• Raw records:
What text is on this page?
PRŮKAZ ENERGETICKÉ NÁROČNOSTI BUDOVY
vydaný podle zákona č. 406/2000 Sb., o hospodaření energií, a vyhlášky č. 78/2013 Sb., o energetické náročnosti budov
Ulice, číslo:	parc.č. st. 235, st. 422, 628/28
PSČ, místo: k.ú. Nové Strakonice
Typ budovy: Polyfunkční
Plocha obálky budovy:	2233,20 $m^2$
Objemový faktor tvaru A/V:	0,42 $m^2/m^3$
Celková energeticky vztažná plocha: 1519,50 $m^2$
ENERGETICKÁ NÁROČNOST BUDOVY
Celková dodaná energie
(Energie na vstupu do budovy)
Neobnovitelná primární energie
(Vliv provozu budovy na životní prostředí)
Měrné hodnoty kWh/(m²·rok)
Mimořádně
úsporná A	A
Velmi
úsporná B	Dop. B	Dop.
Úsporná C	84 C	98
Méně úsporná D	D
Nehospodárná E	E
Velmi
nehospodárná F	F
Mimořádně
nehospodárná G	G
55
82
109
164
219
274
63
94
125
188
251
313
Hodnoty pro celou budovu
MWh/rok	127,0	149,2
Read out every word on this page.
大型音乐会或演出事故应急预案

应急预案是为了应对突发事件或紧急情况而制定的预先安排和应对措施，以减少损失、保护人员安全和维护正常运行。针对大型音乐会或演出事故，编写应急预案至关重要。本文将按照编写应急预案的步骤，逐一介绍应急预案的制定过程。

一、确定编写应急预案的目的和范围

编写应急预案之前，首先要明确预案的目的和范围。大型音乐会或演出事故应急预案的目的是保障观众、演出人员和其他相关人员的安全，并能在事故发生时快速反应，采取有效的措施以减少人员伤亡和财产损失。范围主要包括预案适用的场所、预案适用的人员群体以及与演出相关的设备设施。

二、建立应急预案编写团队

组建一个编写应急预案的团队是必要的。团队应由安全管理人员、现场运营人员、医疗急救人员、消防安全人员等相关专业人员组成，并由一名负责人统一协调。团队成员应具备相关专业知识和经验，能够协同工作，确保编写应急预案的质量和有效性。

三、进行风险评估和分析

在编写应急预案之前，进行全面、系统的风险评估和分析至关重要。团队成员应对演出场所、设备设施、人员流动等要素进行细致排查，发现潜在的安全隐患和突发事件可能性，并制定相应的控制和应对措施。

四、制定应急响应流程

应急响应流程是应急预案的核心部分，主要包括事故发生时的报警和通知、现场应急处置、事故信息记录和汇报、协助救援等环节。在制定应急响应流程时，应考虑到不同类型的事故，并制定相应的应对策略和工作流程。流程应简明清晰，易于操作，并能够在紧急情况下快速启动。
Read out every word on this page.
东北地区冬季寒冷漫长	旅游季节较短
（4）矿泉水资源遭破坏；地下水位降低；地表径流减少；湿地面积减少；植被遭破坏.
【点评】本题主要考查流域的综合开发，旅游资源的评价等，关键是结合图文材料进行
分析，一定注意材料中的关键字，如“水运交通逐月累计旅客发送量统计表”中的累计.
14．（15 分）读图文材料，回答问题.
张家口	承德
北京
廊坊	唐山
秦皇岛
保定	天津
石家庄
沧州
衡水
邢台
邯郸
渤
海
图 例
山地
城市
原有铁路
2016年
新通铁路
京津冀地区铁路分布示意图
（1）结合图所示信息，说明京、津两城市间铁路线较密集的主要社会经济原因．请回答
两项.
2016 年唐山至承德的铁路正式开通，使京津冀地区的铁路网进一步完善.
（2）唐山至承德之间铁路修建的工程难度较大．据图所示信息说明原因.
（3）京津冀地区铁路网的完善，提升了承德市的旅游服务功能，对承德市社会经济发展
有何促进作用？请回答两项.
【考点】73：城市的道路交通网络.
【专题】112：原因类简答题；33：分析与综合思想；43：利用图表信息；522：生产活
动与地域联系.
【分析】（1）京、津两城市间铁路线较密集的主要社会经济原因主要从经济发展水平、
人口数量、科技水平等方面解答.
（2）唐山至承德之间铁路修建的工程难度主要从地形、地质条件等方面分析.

• Problem statement: The entries above must be returned exactly.

• Complete answer:
What text is on this page?
PRŮKAZ ENERGETICKÉ NÁROČNOSTI BUDOVY
vydaný podle zákona č. 406/2000 Sb., o hospodaření energií, a vyhlášky č. 78/2013 Sb., o energetické náročnosti budov
Ulice, číslo:	parc.č. st. 235, st. 422, 628/28
PSČ, místo: k.ú. Nové Strakonice
Typ budovy: Polyfunkční
Plocha obálky budovy:	2233,20 $m^2$
Objemový faktor tvaru A/V:	0,42 $m^2/m^3$
Celková energeticky vztažná plocha: 1519,50 $m^2$
ENERGETICKÁ NÁROČNOST BUDOVY
Celková dodaná energie
(Energie na vstupu do budovy)
Neobnovitelná primární energie
(Vliv provozu budovy na životní prostředí)
Měrné hodnoty kWh/(m²·rok)
Mimořádně
úsporná A	A
Velmi
úsporná B	Dop. B	Dop.
Úsporná C	84 C	98
Méně úsporná D	D
Nehospodárná E	E
Velmi
nehospodárná F	F
Mimořádně
nehospodárná G	G
55
82
109
164
219
274
63
94
125
188
251
313
Hodnoty pro celou budovu
MWh/rok	127,0	149,2
Read out every word on this page.
大型音乐会或演出事故应急预案

应急预案是为了应对突发事件或紧急情况而制定的预先安排和应对措施，以减少损失、保护人员安全和维护正常运行。针对大型音乐会或演出事故，编写应急预案至关重要。本文将按照编写应急预案的步骤，逐一介绍应急预案的制定过程。

一、确定编写应急预案的目的和范围

编写应急预案之前，首先要明确预案的目的和范围。大型音乐会或演出事故应急预案的目的是保障观众、演出人员和其他相关人员的安全，并能在事故发生时快速反应，采取有效的措施以减少人员伤亡和财产损失。范围主要包括预案适用的场所、预案适用的人员群体以及与演出相关的设备设施。

二、建立应急预案编写团队

组建一个编写应急预案的团队是必要的。团队应由安全管理人员、现场运营人员、医疗急救人员、消防安全人员等相关专业人员组成，并由一名负责人统一协调。团队成员应具备相关专业知识和经验，能够协同工作，确保编写应急预案的质量和有效性。

三、进行风险评估和分析

在编写应急预案之前，进行全面、系统的风险评估和分析至关重要。团队成员应对演出场所、设备设施、人员流动等要素进行细致排查，发现潜在的安全隐患和突发事件可能性，并制定相应的控制和应对措施。

四、制定应急响应流程

应急响应流程是应急预案的核心部分，主要包括事故发生时的报警和通知、现场应急处置、事故信息记录和汇报、协助救援等环节。在制定应急响应流程时，应考虑到不同类型的事故，并制定相应的应对策略和工作流程。流程应简明清晰，易于操作，并能够在紧急情况下快速启动。
Read out every word on this page.
东北地区冬季寒冷漫长	旅游季节较短
（4）矿泉水资源遭破坏；地下水位降低；地表径流减少；湿地面积减少；植被遭破坏.
【点评】本题主要考查流域的综合开发，旅游资源的评价等，关键是结合图文材料进行
分析，一定注意材料中的关键字，如“水运交通逐月累计旅客发送量统计表”中的累计.
14．（15 分）读图文材料，回答问题.
张家口	承德
北京
廊坊	唐山
秦皇岛
保定	天津
石家庄
沧州
衡水
邢台
邯郸
渤
海
图 例
山地
城市
原有铁路
2016年
新通铁路
京津冀地区铁路分布示意图
（1）结合图所示信息，说明京、津两城市间铁路线较密集的主要社会经济原因．请回答
两项.
2016 年唐山至承德的铁路正式开通，使京津冀地区的铁路网进一步完善.
（2）唐山至承德之间铁路修建的工程难度较大．据图所示信息说明原因.
（3）京津冀地区铁路网的完善，提升了承德市的旅游服务功能，对承德市社会经济发展
有何促进作用？请回答两项.
【考点】73：城市的道路交通网络.
【专题】112：原因类简答题；33：分析与综合思想；43：利用图表信息；522：生产活
动与地域联系.
【分析】（1）京、津两城市间铁路线较密集的主要社会经济原因主要从经济发展水平、
人口数量、科技水平等方面解答.
（2）唐山至承德之间铁路修建的工程难度主要从地形、地质条件等方面分析.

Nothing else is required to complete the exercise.